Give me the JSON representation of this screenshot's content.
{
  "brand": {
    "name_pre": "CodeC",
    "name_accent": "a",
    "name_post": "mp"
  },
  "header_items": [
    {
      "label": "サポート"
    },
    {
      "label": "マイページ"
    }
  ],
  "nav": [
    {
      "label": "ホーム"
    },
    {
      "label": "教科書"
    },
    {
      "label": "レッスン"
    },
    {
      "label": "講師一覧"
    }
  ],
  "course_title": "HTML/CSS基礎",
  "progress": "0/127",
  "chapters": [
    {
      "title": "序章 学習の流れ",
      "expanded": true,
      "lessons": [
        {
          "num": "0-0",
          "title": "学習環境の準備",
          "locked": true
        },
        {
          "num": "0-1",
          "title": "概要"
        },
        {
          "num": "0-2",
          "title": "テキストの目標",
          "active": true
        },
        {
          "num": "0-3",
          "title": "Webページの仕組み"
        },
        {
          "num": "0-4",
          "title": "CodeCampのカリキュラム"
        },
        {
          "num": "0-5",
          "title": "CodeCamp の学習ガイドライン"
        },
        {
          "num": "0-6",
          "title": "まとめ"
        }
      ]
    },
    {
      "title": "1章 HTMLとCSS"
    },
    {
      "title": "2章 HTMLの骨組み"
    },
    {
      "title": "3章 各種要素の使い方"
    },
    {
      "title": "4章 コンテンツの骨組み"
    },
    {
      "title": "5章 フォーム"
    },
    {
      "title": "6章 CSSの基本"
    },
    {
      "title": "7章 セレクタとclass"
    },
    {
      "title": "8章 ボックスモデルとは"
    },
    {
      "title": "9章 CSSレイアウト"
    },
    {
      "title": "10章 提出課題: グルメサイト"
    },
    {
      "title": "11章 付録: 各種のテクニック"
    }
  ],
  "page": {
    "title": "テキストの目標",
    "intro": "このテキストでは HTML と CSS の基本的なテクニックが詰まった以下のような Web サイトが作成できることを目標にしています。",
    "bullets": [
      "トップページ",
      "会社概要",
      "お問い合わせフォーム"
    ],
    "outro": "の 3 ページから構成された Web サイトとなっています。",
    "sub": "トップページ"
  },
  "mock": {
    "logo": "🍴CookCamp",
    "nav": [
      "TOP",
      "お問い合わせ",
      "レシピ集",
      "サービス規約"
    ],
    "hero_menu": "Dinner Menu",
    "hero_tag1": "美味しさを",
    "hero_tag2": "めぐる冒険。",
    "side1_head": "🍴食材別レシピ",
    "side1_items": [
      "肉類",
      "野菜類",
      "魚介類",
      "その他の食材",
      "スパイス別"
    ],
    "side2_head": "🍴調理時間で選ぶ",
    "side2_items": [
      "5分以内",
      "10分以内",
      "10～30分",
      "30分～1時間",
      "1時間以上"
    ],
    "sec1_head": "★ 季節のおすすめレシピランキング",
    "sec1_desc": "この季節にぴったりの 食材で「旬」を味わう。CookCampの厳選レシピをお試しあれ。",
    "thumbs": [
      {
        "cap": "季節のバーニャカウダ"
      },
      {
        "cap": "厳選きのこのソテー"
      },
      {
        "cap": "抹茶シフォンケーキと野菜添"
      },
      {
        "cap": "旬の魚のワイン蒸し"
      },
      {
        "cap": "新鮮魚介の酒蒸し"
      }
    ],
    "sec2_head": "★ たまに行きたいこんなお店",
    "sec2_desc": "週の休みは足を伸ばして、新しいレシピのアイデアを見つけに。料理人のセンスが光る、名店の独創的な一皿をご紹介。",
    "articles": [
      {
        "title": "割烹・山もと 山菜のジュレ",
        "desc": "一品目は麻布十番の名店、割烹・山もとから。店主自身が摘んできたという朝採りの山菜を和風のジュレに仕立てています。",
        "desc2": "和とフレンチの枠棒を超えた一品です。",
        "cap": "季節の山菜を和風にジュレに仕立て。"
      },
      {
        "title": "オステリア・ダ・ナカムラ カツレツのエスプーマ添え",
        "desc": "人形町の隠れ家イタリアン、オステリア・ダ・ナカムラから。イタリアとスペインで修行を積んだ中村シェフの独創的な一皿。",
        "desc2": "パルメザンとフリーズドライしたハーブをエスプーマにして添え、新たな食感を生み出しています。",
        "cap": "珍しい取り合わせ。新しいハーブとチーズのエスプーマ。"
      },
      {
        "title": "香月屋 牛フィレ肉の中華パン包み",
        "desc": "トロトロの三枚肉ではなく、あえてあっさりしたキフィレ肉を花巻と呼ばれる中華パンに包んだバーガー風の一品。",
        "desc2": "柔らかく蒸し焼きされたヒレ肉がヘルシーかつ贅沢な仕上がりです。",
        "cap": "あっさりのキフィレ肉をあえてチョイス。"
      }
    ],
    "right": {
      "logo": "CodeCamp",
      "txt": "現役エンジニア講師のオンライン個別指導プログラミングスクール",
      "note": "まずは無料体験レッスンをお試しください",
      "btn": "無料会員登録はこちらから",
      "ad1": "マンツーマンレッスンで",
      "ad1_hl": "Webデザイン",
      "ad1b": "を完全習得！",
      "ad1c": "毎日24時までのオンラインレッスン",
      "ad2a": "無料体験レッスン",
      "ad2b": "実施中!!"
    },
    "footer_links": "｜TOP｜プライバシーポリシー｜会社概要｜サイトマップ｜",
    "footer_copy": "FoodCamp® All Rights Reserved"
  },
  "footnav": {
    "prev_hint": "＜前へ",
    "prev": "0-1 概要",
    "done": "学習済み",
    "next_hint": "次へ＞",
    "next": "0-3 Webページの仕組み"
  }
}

Exercise aim
Reproduce the material verbatim, line by line.

Solution to this problem
Give me the JSON representation of this screenshot's content.
{
  "brand": {
    "name_pre": "CodeC",
    "name_accent": "a",
    "name_post": "mp"
  },
  "header_items": [
    {
      "label": "サポート"
    },
    {
      "label": "マイページ"
    }
  ],
  "nav": [
    {
      "label": "ホーム"
    },
    {
      "label": "教科書"
    },
    {
      "label": "レッスン"
    },
    {
      "label": "講師一覧"
    }
  ],
  "course_title": "HTML/CSS基礎",
  "progress": "0/127",
  "chapters": [
    {
      "title": "序章 学習の流れ",
      "expanded": true,
      "lessons": [
        {
          "num": "0-0",
          "title": "学習環境の準備",
          "locked": true
        },
        {
          "num": "0-1",
          "title": "概要"
        },
        {
          "num": "0-2",
          "title": "テキストの目標",
          "active": true
        },
        {
          "num": "0-3",
          "title": "Webページの仕組み"
        },
        {
          "num": "0-4",
          "title": "CodeCampのカリキュラム"
        },
        {
          "num": "0-5",
          "title": "CodeCamp の学習ガイドライン"
        },
        {
          "num": "0-6",
          "title": "まとめ"
        }
      ]
    },
    {
      "title": "1章 HTMLとCSS"
    },
    {
      "title": "2章 HTMLの骨組み"
    },
    {
      "title": "3章 各種要素の使い方"
    },
    {
      "title": "4章 コンテンツの骨組み"
    },
    {
      "title": "5章 フォーム"
    },
    {
      "title": "6章 CSSの基本"
    },
    {
      "title": "7章 セレクタとclass"
    },
    {
      "title": "8章 ボックスモデルとは"
    },
    {
      "title": "9章 CSSレイアウト"
    },
    {
      "title": "10章 提出課題: グルメサイト"
    },
    {
      "title": "11章 付録: 各種のテクニック"
    }
  ],
  "page": {
    "title": "テキストの目標",
    "intro": "このテキストでは HTML と CSS の基本的なテクニックが詰まった以下のような Web サイトが作成できることを目標にしています。",
    "bullets": [
      "トップページ",
      "会社概要",
      "お問い合わせフォーム"
    ],
    "outro": "の 3 ページから構成された Web サイトとなっています。",
    "sub": "トップページ"
  },
  "mock": {
    "logo": "🍴CookCamp",
    "nav": [
      "TOP",
      "お問い合わせ",
      "レシピ集",
      "サービス規約"
    ],
    "hero_menu": "Dinner Menu",
    "hero_tag1": "美味しさを",
    "hero_tag2": "めぐる冒険。",
    "side1_head": "🍴食材別レシピ",
    "side1_items": [
      "肉類",
      "野菜類",
      "魚介類",
      "その他の食材",
      "スパイス別"
    ],
    "side2_head": "🍴調理時間で選ぶ",
    "side2_items": [
      "5分以内",
      "10分以内",
      "10～30分",
      "30分～1時間",
      "1時間以上"
    ],
    "sec1_head": "★ 季節のおすすめレシピランキング",
    "sec1_desc": "この季節にぴったりの 食材で「旬」を味わう。CookCampの厳選レシピをお試しあれ。",
    "thumbs": [
      {
        "cap": "季節のバーニャカウダ"
      },
      {
        "cap": "厳選きのこのソテー"
      },
      {
        "cap": "抹茶シフォンケーキと野菜添"
      },
      {
        "cap": "旬の魚のワイン蒸し"
      },
      {
        "cap": "新鮮魚介の酒蒸し"
      }
    ],
    "sec2_head": "★ たまに行きたいこんなお店",
    "sec2_desc": "週の休みは足を伸ばして、新しいレシピのアイデアを見つけに。料理人のセンスが光る、名店の独創的な一皿をご紹介。",
    "articles": [
      {
        "title": "割烹・山もと 山菜のジュレ",
        "desc": "一品目は麻布十番の名店、割烹・山もとから。店主自身が摘んできたという朝採りの山菜を和風のジュレに仕立てています。",
        "desc2": "和とフレンチの枠棒を超えた一品です。",
        "cap": "季節の山菜を和風にジュレに仕立て。"
      },
      {
        "title": "オステリア・ダ・ナカムラ カツレツのエスプーマ添え",
        "desc": "人形町の隠れ家イタリアン、オステリア・ダ・ナカムラから。イタリアとスペインで修行を積んだ中村シェフの独創的な一皿。",
        "desc2": "パルメザンとフリーズドライしたハーブをエスプーマにして添え、新たな食感を生み出しています。",
        "cap": "珍しい取り合わせ。新しいハーブとチーズのエスプーマ。"
      },
      {
        "title": "香月屋 牛フィレ肉の中華パン包み",
        "desc": "トロトロの三枚肉ではなく、あえてあっさりしたキフィレ肉を花巻と呼ばれる中華パンに包んだバーガー風の一品。",
        "desc2": "柔らかく蒸し焼きされたヒレ肉がヘルシーかつ贅沢な仕上がりです。",
        "cap": "あっさりのキフィレ肉をあえてチョイス。"
      }
    ],
    "right": {
      "logo": "CodeCamp",
      "txt": "現役エンジニア講師のオンライン個別指導プログラミングスクール",
      "note": "まずは無料体験レッスンをお試しください",
      "btn": "無料会員登録はこちらから",
      "ad1": "マンツーマンレッスンで",
      "ad1_hl": "Webデザイン",
      "ad1b": "を完全習得！",
      "ad1c": "毎日24時までのオンラインレッスン",
      "ad2a": "無料体験レッスン",
      "ad2b": "実施中!!"
    },
    "footer_links": "｜TOP｜プライバシーポリシー｜会社概要｜サイトマップ｜",
    "footer_copy": "FoodCamp® All Rights Reserved"
  },
  "footnav": {
    "prev_hint": "＜前へ",
    "prev": "0-1 概要",
    "done": "学習済み",
    "next_hint": "次へ＞",
    "next": "0-3 Webページの仕組み"
  }
}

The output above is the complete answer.